JOB: Bring together all lines of the material below that contain the string "وابن".

(Extracted records)
☆ ☆ ☆ ☆ ☆ ☆ ☆
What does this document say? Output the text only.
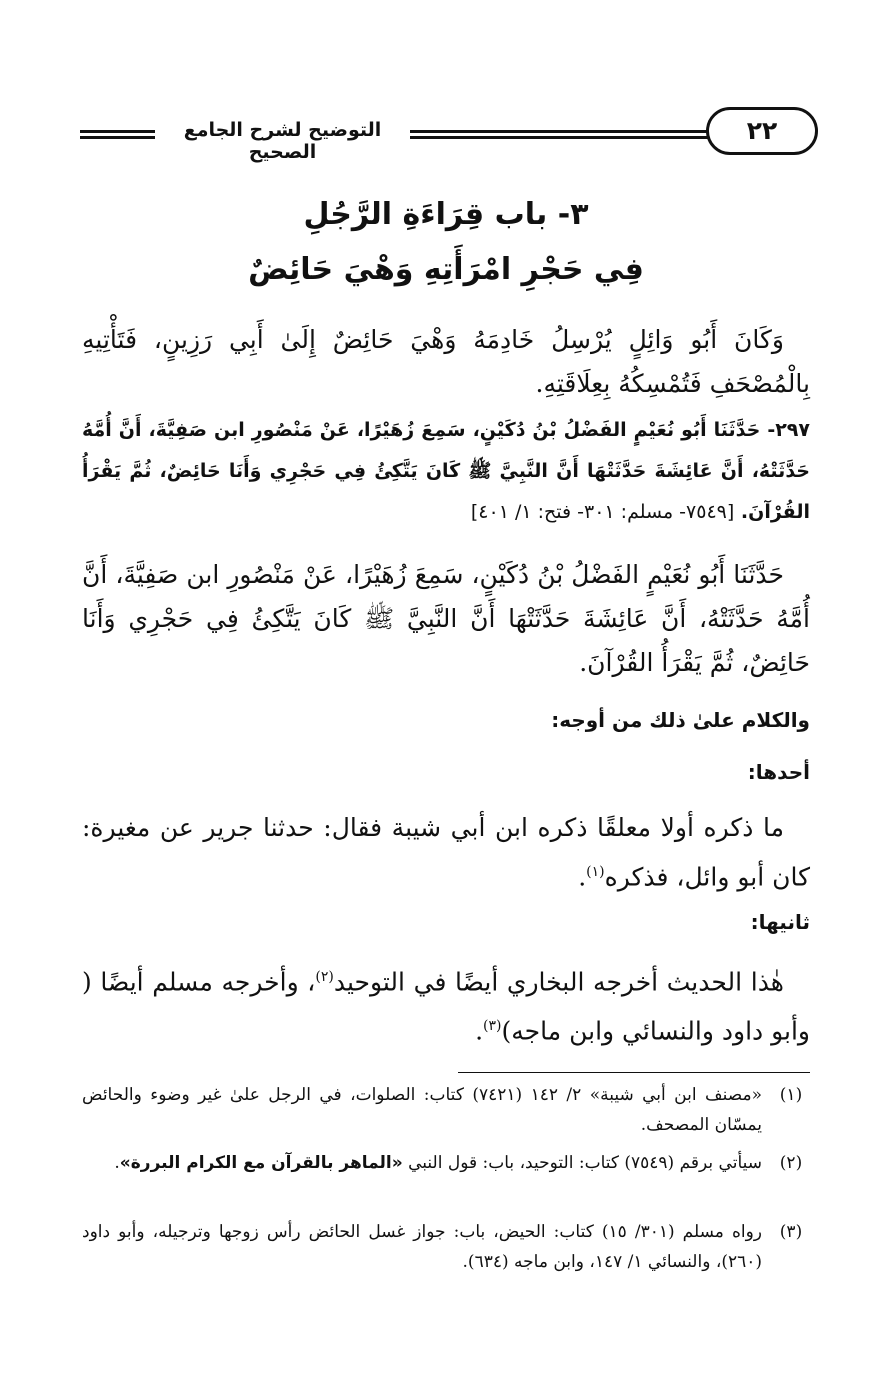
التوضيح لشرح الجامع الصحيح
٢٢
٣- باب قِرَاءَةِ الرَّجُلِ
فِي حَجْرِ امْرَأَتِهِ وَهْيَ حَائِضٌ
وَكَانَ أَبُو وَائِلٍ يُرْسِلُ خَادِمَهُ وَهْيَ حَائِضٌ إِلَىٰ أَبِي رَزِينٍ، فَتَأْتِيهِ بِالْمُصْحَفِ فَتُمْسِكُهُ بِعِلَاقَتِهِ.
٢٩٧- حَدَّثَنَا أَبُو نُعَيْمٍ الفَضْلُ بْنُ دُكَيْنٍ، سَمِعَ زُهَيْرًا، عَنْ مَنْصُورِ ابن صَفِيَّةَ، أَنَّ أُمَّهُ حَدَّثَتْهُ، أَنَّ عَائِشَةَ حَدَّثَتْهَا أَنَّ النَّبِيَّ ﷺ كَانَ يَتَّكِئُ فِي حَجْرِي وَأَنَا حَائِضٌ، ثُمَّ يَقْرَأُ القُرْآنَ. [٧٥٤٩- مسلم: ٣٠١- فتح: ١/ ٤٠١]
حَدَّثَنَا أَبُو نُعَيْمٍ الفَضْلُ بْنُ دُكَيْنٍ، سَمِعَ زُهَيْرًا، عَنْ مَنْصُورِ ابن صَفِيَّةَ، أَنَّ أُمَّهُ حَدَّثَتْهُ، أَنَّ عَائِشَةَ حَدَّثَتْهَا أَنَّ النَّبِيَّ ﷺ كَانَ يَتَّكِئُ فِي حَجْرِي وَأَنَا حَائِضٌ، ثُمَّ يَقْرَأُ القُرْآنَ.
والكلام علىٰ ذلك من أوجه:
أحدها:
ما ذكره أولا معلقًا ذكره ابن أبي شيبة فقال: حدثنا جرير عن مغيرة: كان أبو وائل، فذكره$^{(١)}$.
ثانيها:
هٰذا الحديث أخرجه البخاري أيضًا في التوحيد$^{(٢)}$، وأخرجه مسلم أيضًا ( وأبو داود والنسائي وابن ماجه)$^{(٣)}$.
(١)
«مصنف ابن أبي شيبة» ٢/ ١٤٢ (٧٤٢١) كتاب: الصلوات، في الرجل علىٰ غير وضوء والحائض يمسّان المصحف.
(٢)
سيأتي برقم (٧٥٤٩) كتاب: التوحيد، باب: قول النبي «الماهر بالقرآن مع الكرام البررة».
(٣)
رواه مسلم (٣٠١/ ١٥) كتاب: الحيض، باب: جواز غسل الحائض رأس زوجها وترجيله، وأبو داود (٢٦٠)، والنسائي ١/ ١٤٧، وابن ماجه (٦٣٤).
☆ ☆ ☆ ☆ ☆ ☆ ☆
PROBLEM SOLUTION:
هٰذا الحديث أخرجه البخاري أيضًا في التوحيد$^{(٢)}$، وأخرجه مسلم أيضًا ( وأبو داود والنسائي وابن ماجه)$^{(٣)}$.
رواه مسلم (٣٠١/ ١٥) كتاب: الحيض، باب: جواز غسل الحائض رأس زوجها وترجيله، وأبو داود (٢٦٠)، والنسائي ١/ ١٤٧، وابن ماجه (٦٣٤).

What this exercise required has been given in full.